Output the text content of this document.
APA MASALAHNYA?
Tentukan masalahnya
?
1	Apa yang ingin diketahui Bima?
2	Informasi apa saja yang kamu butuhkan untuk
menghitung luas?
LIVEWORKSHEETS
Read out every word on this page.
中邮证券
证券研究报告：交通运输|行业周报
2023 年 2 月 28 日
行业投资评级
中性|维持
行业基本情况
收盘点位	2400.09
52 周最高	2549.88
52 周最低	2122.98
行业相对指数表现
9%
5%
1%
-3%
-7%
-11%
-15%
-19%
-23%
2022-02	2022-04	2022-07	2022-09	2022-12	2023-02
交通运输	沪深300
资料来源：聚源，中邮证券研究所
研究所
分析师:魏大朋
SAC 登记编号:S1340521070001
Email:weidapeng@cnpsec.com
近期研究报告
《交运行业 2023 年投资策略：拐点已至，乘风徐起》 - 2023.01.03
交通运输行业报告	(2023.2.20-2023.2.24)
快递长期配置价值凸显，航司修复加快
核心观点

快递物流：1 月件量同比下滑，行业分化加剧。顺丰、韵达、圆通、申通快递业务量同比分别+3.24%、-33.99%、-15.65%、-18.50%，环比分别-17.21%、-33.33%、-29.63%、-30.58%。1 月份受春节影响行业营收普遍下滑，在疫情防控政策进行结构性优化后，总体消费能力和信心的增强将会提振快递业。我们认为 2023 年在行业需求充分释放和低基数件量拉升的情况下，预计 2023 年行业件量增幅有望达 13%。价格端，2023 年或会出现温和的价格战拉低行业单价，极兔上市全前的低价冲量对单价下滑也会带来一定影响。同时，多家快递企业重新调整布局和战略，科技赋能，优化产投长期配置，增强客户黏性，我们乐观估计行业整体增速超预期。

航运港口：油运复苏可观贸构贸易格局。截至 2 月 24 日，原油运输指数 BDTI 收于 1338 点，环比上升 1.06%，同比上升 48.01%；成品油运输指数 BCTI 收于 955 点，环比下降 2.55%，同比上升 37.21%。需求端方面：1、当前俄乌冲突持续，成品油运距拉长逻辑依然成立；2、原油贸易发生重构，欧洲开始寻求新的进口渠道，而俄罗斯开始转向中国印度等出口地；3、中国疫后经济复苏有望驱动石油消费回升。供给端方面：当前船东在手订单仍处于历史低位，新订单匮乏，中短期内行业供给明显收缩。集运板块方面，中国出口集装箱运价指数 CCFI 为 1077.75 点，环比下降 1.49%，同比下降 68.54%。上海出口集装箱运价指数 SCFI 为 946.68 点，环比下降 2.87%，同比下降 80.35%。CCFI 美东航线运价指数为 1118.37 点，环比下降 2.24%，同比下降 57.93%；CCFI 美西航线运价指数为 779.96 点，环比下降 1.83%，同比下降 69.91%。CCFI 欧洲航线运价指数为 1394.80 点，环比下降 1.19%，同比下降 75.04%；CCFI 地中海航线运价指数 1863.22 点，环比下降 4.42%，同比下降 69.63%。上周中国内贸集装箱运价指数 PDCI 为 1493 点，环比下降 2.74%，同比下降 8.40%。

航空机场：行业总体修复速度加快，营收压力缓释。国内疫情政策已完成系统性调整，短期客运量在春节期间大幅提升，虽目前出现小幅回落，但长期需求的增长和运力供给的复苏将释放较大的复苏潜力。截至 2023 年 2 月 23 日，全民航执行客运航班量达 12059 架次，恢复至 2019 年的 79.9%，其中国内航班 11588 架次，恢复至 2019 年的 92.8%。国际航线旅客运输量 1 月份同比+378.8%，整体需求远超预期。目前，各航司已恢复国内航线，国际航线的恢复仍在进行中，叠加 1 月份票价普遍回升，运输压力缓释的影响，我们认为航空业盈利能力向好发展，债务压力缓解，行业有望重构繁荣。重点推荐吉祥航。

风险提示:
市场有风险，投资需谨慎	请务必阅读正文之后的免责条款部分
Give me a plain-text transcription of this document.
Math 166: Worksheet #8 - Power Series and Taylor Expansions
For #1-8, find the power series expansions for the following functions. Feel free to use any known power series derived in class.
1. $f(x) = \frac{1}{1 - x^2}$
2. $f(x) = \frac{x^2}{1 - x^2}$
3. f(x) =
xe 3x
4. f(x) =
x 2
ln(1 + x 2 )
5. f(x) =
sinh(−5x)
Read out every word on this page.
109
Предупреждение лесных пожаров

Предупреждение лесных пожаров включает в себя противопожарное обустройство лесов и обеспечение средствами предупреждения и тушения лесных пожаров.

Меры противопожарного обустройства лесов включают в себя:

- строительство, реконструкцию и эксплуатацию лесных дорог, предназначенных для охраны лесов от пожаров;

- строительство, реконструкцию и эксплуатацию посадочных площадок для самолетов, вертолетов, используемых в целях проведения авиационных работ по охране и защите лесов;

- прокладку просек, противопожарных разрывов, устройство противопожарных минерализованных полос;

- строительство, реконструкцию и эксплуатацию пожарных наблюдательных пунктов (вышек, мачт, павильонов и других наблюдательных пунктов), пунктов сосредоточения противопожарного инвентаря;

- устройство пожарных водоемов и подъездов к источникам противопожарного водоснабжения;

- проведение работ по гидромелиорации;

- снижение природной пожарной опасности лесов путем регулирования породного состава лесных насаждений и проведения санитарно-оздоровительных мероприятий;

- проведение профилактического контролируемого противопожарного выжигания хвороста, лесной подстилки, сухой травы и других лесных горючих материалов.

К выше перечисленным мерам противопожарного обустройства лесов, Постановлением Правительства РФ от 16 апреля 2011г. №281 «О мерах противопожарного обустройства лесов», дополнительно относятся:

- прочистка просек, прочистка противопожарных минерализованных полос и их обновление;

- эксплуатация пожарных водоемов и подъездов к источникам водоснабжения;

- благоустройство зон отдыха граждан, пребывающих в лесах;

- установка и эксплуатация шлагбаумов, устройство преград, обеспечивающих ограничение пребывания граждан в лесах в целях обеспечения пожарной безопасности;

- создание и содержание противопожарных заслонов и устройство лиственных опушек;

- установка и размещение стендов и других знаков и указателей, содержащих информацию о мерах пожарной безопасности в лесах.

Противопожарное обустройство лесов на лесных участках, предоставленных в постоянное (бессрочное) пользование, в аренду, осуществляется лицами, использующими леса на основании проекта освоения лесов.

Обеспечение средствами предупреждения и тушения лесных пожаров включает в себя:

DIRECTIVE:
Your task is to repeat the data exactly, with nothing left out.

WRITTEN SOLUTION:
Output the text content of this document.
APA MASALAHNYA?
Tentukan masalahnya
?
1	Apa yang ingin diketahui Bima?
2	Informasi apa saja yang kamu butuhkan untuk
menghitung luas?
LIVEWORKSHEETS
Read out every word on this page.
中邮证券
证券研究报告：交通运输|行业周报
2023 年 2 月 28 日
行业投资评级
中性|维持
行业基本情况
收盘点位	2400.09
52 周最高	2549.88
52 周最低	2122.98
行业相对指数表现
9%
5%
1%
-3%
-7%
-11%
-15%
-19%
-23%
2022-02	2022-04	2022-07	2022-09	2022-12	2023-02
交通运输	沪深300
资料来源：聚源，中邮证券研究所
研究所
分析师:魏大朋
SAC 登记编号:S1340521070001
Email:weidapeng@cnpsec.com
近期研究报告
《交运行业 2023 年投资策略：拐点已至，乘风徐起》 - 2023.01.03
交通运输行业报告	(2023.2.20-2023.2.24)
快递长期配置价值凸显，航司修复加快
核心观点

快递物流：1 月件量同比下滑，行业分化加剧。顺丰、韵达、圆通、申通快递业务量同比分别+3.24%、-33.99%、-15.65%、-18.50%，环比分别-17.21%、-33.33%、-29.63%、-30.58%。1 月份受春节影响行业营收普遍下滑，在疫情防控政策进行结构性优化后，总体消费能力和信心的增强将会提振快递业。我们认为 2023 年在行业需求充分释放和低基数件量拉升的情况下，预计 2023 年行业件量增幅有望达 13%。价格端，2023 年或会出现温和的价格战拉低行业单价，极兔上市全前的低价冲量对单价下滑也会带来一定影响。同时，多家快递企业重新调整布局和战略，科技赋能，优化产投长期配置，增强客户黏性，我们乐观估计行业整体增速超预期。

航运港口：油运复苏可观贸构贸易格局。截至 2 月 24 日，原油运输指数 BDTI 收于 1338 点，环比上升 1.06%，同比上升 48.01%；成品油运输指数 BCTI 收于 955 点，环比下降 2.55%，同比上升 37.21%。需求端方面：1、当前俄乌冲突持续，成品油运距拉长逻辑依然成立；2、原油贸易发生重构，欧洲开始寻求新的进口渠道，而俄罗斯开始转向中国印度等出口地；3、中国疫后经济复苏有望驱动石油消费回升。供给端方面：当前船东在手订单仍处于历史低位，新订单匮乏，中短期内行业供给明显收缩。集运板块方面，中国出口集装箱运价指数 CCFI 为 1077.75 点，环比下降 1.49%，同比下降 68.54%。上海出口集装箱运价指数 SCFI 为 946.68 点，环比下降 2.87%，同比下降 80.35%。CCFI 美东航线运价指数为 1118.37 点，环比下降 2.24%，同比下降 57.93%；CCFI 美西航线运价指数为 779.96 点，环比下降 1.83%，同比下降 69.91%。CCFI 欧洲航线运价指数为 1394.80 点，环比下降 1.19%，同比下降 75.04%；CCFI 地中海航线运价指数 1863.22 点，环比下降 4.42%，同比下降 69.63%。上周中国内贸集装箱运价指数 PDCI 为 1493 点，环比下降 2.74%，同比下降 8.40%。

航空机场：行业总体修复速度加快，营收压力缓释。国内疫情政策已完成系统性调整，短期客运量在春节期间大幅提升，虽目前出现小幅回落，但长期需求的增长和运力供给的复苏将释放较大的复苏潜力。截至 2023 年 2 月 23 日，全民航执行客运航班量达 12059 架次，恢复至 2019 年的 79.9%，其中国内航班 11588 架次，恢复至 2019 年的 92.8%。国际航线旅客运输量 1 月份同比+378.8%，整体需求远超预期。目前，各航司已恢复国内航线，国际航线的恢复仍在进行中，叠加 1 月份票价普遍回升，运输压力缓释的影响，我们认为航空业盈利能力向好发展，债务压力缓解，行业有望重构繁荣。重点推荐吉祥航。

风险提示:
市场有风险，投资需谨慎	请务必阅读正文之后的免责条款部分
Give me a plain-text transcription of this document.
Math 166: Worksheet #8 - Power Series and Taylor Expansions
For #1-8, find the power series expansions for the following functions. Feel free to use any known power series derived in class.
1. $f(x) = \frac{1}{1 - x^2}$
2. $f(x) = \frac{x^2}{1 - x^2}$
3. f(x) =
xe 3x
4. f(x) =
x 2
ln(1 + x 2 )
5. f(x) =
sinh(−5x)
Read out every word on this page.
109
Предупреждение лесных пожаров

Предупреждение лесных пожаров включает в себя противопожарное обустройство лесов и обеспечение средствами предупреждения и тушения лесных пожаров.

Меры противопожарного обустройства лесов включают в себя:

- строительство, реконструкцию и эксплуатацию лесных дорог, предназначенных для охраны лесов от пожаров;

- строительство, реконструкцию и эксплуатацию посадочных площадок для самолетов, вертолетов, используемых в целях проведения авиационных работ по охране и защите лесов;

- прокладку просек, противопожарных разрывов, устройство противопожарных минерализованных полос;

- строительство, реконструкцию и эксплуатацию пожарных наблюдательных пунктов (вышек, мачт, павильонов и других наблюдательных пунктов), пунктов сосредоточения противопожарного инвентаря;

- устройство пожарных водоемов и подъездов к источникам противопожарного водоснабжения;

- проведение работ по гидромелиорации;

- снижение природной пожарной опасности лесов путем регулирования породного состава лесных насаждений и проведения санитарно-оздоровительных мероприятий;

- проведение профилактического контролируемого противопожарного выжигания хвороста, лесной подстилки, сухой травы и других лесных горючих материалов.

К выше перечисленным мерам противопожарного обустройства лесов, Постановлением Правительства РФ от 16 апреля 2011г. №281 «О мерах противопожарного обустройства лесов», дополнительно относятся:

- прочистка просек, прочистка противопожарных минерализованных полос и их обновление;

- эксплуатация пожарных водоемов и подъездов к источникам водоснабжения;

- благоустройство зон отдыха граждан, пребывающих в лесах;

- установка и эксплуатация шлагбаумов, устройство преград, обеспечивающих ограничение пребывания граждан в лесах в целях обеспечения пожарной безопасности;

- создание и содержание противопожарных заслонов и устройство лиственных опушек;

- установка и размещение стендов и других знаков и указателей, содержащих информацию о мерах пожарной безопасности в лесах.

Противопожарное обустройство лесов на лесных участках, предоставленных в постоянное (бессрочное) пользование, в аренду, осуществляется лицами, использующими леса на основании проекта освоения лесов.

Обеспечение средствами предупреждения и тушения лесных пожаров включает в себя:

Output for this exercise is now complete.